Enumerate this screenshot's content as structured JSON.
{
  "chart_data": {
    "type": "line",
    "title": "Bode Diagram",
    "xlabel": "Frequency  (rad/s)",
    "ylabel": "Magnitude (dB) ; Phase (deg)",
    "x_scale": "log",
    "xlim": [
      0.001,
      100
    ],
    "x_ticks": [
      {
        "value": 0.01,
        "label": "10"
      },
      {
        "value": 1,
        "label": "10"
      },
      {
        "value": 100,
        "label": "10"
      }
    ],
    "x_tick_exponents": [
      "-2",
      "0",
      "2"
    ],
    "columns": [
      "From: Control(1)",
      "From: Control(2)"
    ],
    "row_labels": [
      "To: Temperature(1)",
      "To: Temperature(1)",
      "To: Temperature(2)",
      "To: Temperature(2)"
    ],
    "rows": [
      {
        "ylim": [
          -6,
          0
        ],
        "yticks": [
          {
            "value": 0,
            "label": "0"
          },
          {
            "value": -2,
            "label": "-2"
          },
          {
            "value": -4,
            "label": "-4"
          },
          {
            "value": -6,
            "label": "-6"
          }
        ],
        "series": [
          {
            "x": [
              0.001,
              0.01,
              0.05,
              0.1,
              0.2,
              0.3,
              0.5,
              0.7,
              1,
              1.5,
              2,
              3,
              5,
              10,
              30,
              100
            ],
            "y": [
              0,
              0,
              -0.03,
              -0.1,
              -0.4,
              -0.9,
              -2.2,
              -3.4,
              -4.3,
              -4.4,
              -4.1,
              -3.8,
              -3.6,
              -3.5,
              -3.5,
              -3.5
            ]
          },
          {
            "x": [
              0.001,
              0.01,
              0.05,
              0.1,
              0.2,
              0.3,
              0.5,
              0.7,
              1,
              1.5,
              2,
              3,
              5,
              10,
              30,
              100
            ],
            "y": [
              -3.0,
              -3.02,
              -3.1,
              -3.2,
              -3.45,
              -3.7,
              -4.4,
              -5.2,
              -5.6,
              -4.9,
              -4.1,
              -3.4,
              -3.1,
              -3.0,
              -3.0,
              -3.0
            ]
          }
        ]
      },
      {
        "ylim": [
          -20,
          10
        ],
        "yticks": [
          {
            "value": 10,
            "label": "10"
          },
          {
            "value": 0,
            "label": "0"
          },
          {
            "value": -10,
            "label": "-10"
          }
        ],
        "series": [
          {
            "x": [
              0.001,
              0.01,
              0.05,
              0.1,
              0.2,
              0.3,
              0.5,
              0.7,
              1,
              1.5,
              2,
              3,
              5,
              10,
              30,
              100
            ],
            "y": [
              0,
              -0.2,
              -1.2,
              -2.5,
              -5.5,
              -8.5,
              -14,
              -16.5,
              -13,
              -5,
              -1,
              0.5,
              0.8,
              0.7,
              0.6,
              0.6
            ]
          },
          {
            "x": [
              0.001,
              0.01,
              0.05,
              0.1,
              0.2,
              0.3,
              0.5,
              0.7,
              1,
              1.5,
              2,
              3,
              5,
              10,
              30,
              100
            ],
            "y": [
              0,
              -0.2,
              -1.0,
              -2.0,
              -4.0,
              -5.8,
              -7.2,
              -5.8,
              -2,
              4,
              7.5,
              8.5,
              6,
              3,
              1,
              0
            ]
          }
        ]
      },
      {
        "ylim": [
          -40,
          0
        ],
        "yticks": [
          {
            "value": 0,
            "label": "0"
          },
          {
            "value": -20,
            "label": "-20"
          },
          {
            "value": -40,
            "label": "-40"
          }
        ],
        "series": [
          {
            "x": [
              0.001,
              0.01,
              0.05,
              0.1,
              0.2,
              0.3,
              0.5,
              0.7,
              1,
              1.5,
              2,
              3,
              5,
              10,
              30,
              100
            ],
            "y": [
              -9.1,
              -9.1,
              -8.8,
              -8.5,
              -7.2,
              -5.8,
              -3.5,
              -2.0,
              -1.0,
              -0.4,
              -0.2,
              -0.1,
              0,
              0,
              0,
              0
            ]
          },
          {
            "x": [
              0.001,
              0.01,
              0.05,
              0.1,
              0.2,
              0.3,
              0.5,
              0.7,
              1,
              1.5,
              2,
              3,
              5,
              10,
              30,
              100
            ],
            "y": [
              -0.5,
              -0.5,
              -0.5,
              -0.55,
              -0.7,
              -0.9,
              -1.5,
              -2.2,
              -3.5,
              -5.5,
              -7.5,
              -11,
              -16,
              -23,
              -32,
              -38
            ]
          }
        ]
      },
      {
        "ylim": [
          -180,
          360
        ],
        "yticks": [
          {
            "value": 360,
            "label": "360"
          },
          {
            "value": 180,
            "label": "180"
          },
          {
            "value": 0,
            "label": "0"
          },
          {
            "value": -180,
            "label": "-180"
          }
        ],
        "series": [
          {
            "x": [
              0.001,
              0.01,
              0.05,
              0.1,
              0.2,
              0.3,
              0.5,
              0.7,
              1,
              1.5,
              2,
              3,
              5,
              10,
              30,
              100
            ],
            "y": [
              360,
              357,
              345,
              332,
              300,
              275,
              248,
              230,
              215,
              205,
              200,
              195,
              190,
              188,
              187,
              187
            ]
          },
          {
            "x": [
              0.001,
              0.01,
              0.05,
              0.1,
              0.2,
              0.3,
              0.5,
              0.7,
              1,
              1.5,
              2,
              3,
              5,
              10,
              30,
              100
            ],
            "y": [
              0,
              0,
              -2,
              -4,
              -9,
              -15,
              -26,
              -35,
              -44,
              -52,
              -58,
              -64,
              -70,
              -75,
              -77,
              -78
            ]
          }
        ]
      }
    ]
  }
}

-- Required work --
Can you reproduce all the material exactly?

-- Solution to the problem --
Enumerate this screenshot's content as structured JSON.
{
  "chart_data": {
    "type": "line",
    "title": "Bode Diagram",
    "xlabel": "Frequency  (rad/s)",
    "ylabel": "Magnitude (dB) ; Phase (deg)",
    "x_scale": "log",
    "xlim": [
      0.001,
      100
    ],
    "x_ticks": [
      {
        "value": 0.01,
        "label": "10"
      },
      {
        "value": 1,
        "label": "10"
      },
      {
        "value": 100,
        "label": "10"
      }
    ],
    "x_tick_exponents": [
      "-2",
      "0",
      "2"
    ],
    "columns": [
      "From: Control(1)",
      "From: Control(2)"
    ],
    "row_labels": [
      "To: Temperature(1)",
      "To: Temperature(1)",
      "To: Temperature(2)",
      "To: Temperature(2)"
    ],
    "rows": [
      {
        "ylim": [
          -6,
          0
        ],
        "yticks": [
          {
            "value": 0,
            "label": "0"
          },
          {
            "value": -2,
            "label": "-2"
          },
          {
            "value": -4,
            "label": "-4"
          },
          {
            "value": -6,
            "label": "-6"
          }
        ],
        "series": [
          {
            "x": [
              0.001,
              0.01,
              0.05,
              0.1,
              0.2,
              0.3,
              0.5,
              0.7,
              1,
              1.5,
              2,
              3,
              5,
              10,
              30,
              100
            ],
            "y": [
              0,
              0,
              -0.03,
              -0.1,
              -0.4,
              -0.9,
              -2.2,
              -3.4,
              -4.3,
              -4.4,
              -4.1,
              -3.8,
              -3.6,
              -3.5,
              -3.5,
              -3.5
            ]
          },
          {
            "x": [
              0.001,
              0.01,
              0.05,
              0.1,
              0.2,
              0.3,
              0.5,
              0.7,
              1,
              1.5,
              2,
              3,
              5,
              10,
              30,
              100
            ],
            "y": [
              -3.0,
              -3.02,
              -3.1,
              -3.2,
              -3.45,
              -3.7,
              -4.4,
              -5.2,
              -5.6,
              -4.9,
              -4.1,
              -3.4,
              -3.1,
              -3.0,
              -3.0,
              -3.0
            ]
          }
        ]
      },
      {
        "ylim": [
          -20,
          10
        ],
        "yticks": [
          {
            "value": 10,
            "label": "10"
          },
          {
            "value": 0,
            "label": "0"
          },
          {
            "value": -10,
            "label": "-10"
          }
        ],
        "series": [
          {
            "x": [
              0.001,
              0.01,
              0.05,
              0.1,
              0.2,
              0.3,
              0.5,
              0.7,
              1,
              1.5,
              2,
              3,
              5,
              10,
              30,
              100
            ],
            "y": [
              0,
              -0.2,
              -1.2,
              -2.5,
              -5.5,
              -8.5,
              -14,
              -16.5,
              -13,
              -5,
              -1,
              0.5,
              0.8,
              0.7,
              0.6,
              0.6
            ]
          },
          {
            "x": [
              0.001,
              0.01,
              0.05,
              0.1,
              0.2,
              0.3,
              0.5,
              0.7,
              1,
              1.5,
              2,
              3,
              5,
              10,
              30,
              100
            ],
            "y": [
              0,
              -0.2,
              -1.0,
              -2.0,
              -4.0,
              -5.8,
              -7.2,
              -5.8,
              -2,
              4,
              7.5,
              8.5,
              6,
              3,
              1,
              0
            ]
          }
        ]
      },
      {
        "ylim": [
          -40,
          0
        ],
        "yticks": [
          {
            "value": 0,
            "label": "0"
          },
          {
            "value": -20,
            "label": "-20"
          },
          {
            "value": -40,
            "label": "-40"
          }
        ],
        "series": [
          {
            "x": [
              0.001,
              0.01,
              0.05,
              0.1,
              0.2,
              0.3,
              0.5,
              0.7,
              1,
              1.5,
              2,
              3,
              5,
              10,
              30,
              100
            ],
            "y": [
              -9.1,
              -9.1,
              -8.8,
              -8.5,
              -7.2,
              -5.8,
              -3.5,
              -2.0,
              -1.0,
              -0.4,
              -0.2,
              -0.1,
              0,
              0,
              0,
              0
            ]
          },
          {
            "x": [
              0.001,
              0.01,
              0.05,
              0.1,
              0.2,
              0.3,
              0.5,
              0.7,
              1,
              1.5,
              2,
              3,
              5,
              10,
              30,
              100
            ],
            "y": [
              -0.5,
              -0.5,
              -0.5,
              -0.55,
              -0.7,
              -0.9,
              -1.5,
              -2.2,
              -3.5,
              -5.5,
              -7.5,
              -11,
              -16,
              -23,
              -32,
              -38
            ]
          }
        ]
      },
      {
        "ylim": [
          -180,
          360
        ],
        "yticks": [
          {
            "value": 360,
            "label": "360"
          },
          {
            "value": 180,
            "label": "180"
          },
          {
            "value": 0,
            "label": "0"
          },
          {
            "value": -180,
            "label": "-180"
          }
        ],
        "series": [
          {
            "x": [
              0.001,
              0.01,
              0.05,
              0.1,
              0.2,
              0.3,
              0.5,
              0.7,
              1,
              1.5,
              2,
              3,
              5,
              10,
              30,
              100
            ],
            "y": [
              360,
              357,
              345,
              332,
              300,
              275,
              248,
              230,
              215,
              205,
              200,
              195,
              190,
              188,
              187,
              187
            ]
          },
          {
            "x": [
              0.001,
              0.01,
              0.05,
              0.1,
              0.2,
              0.3,
              0.5,
              0.7,
              1,
              1.5,
              2,
              3,
              5,
              10,
              30,
              100
            ],
            "y": [
              0,
              0,
              -2,
              -4,
              -9,
              -15,
              -26,
              -35,
              -44,
              -52,
              -58,
              -64,
              -70,
              -75,
              -77,
              -78
            ]
          }
        ]
      }
    ]
  }
}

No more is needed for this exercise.